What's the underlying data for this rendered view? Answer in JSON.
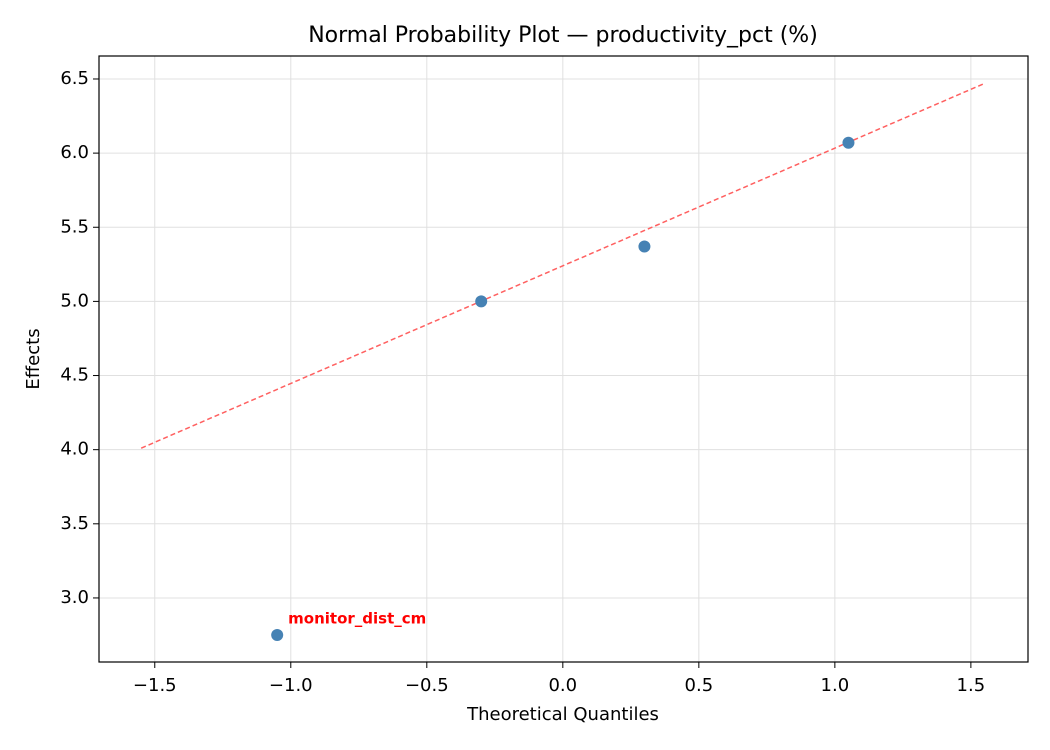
{
  "chart_data": {
    "type": "scatter",
    "title": "Normal Probability Plot — productivity_pct (%)",
    "x_label": "Theoretical Quantiles",
    "y_label": "Effects",
    "x": [
      -1.05,
      -0.3,
      0.3,
      1.05
    ],
    "values": [
      2.75,
      5.0,
      5.37,
      6.07
    ],
    "color": "#4682b4",
    "fit_line": {
      "x": [
        -1.55,
        1.55
      ],
      "y": [
        4.01,
        6.47
      ],
      "color": "#ff6060"
    },
    "annotations": [
      {
        "text": "monitor_dist_cm",
        "x": -1.05,
        "y": 2.75,
        "color": "#ff0000"
      }
    ],
    "xlim": [
      -1.705,
      1.71
    ],
    "ylim": [
      2.568,
      6.655
    ],
    "xticks": [
      {
        "value": -1.5,
        "label": "−1.5"
      },
      {
        "value": -1,
        "label": "−1.0"
      },
      {
        "value": -0.5,
        "label": "−0.5"
      },
      {
        "value": 0,
        "label": "0.0"
      },
      0.5,
      {
        "value": 1,
        "label": "1.0"
      },
      1.5
    ],
    "yticks": [
      {
        "value": 3,
        "label": "3.0"
      },
      3.5,
      {
        "value": 4,
        "label": "4.0"
      },
      4.5,
      {
        "value": 5,
        "label": "5.0"
      },
      5.5,
      {
        "value": 6,
        "label": "6.0"
      },
      6.5
    ],
    "grid": true
  }
}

Exercise details: All the lines above are to be reproduced exactly, except the pictures.

Written solution:
What's the underlying data for this rendered view? Answer in JSON.
{
  "chart_data": {
    "type": "scatter",
    "title": "Normal Probability Plot — productivity_pct (%)",
    "x_label": "Theoretical Quantiles",
    "y_label": "Effects",
    "x": [
      -1.05,
      -0.3,
      0.3,
      1.05
    ],
    "values": [
      2.75,
      5.0,
      5.37,
      6.07
    ],
    "color": "#4682b4",
    "fit_line": {
      "x": [
        -1.55,
        1.55
      ],
      "y": [
        4.01,
        6.47
      ],
      "color": "#ff6060"
    },
    "annotations": [
      {
        "text": "monitor_dist_cm",
        "x": -1.05,
        "y": 2.75,
        "color": "#ff0000"
      }
    ],
    "xlim": [
      -1.705,
      1.71
    ],
    "ylim": [
      2.568,
      6.655
    ],
    "xticks": [
      {
        "value": -1.5,
        "label": "−1.5"
      },
      {
        "value": -1,
        "label": "−1.0"
      },
      {
        "value": -0.5,
        "label": "−0.5"
      },
      {
        "value": 0,
        "label": "0.0"
      },
      0.5,
      {
        "value": 1,
        "label": "1.0"
      },
      1.5
    ],
    "yticks": [
      {
        "value": 3,
        "label": "3.0"
      },
      3.5,
      {
        "value": 4,
        "label": "4.0"
      },
      4.5,
      {
        "value": 5,
        "label": "5.0"
      },
      5.5,
      {
        "value": 6,
        "label": "6.0"
      },
      6.5
    ],
    "grid": true
  }
}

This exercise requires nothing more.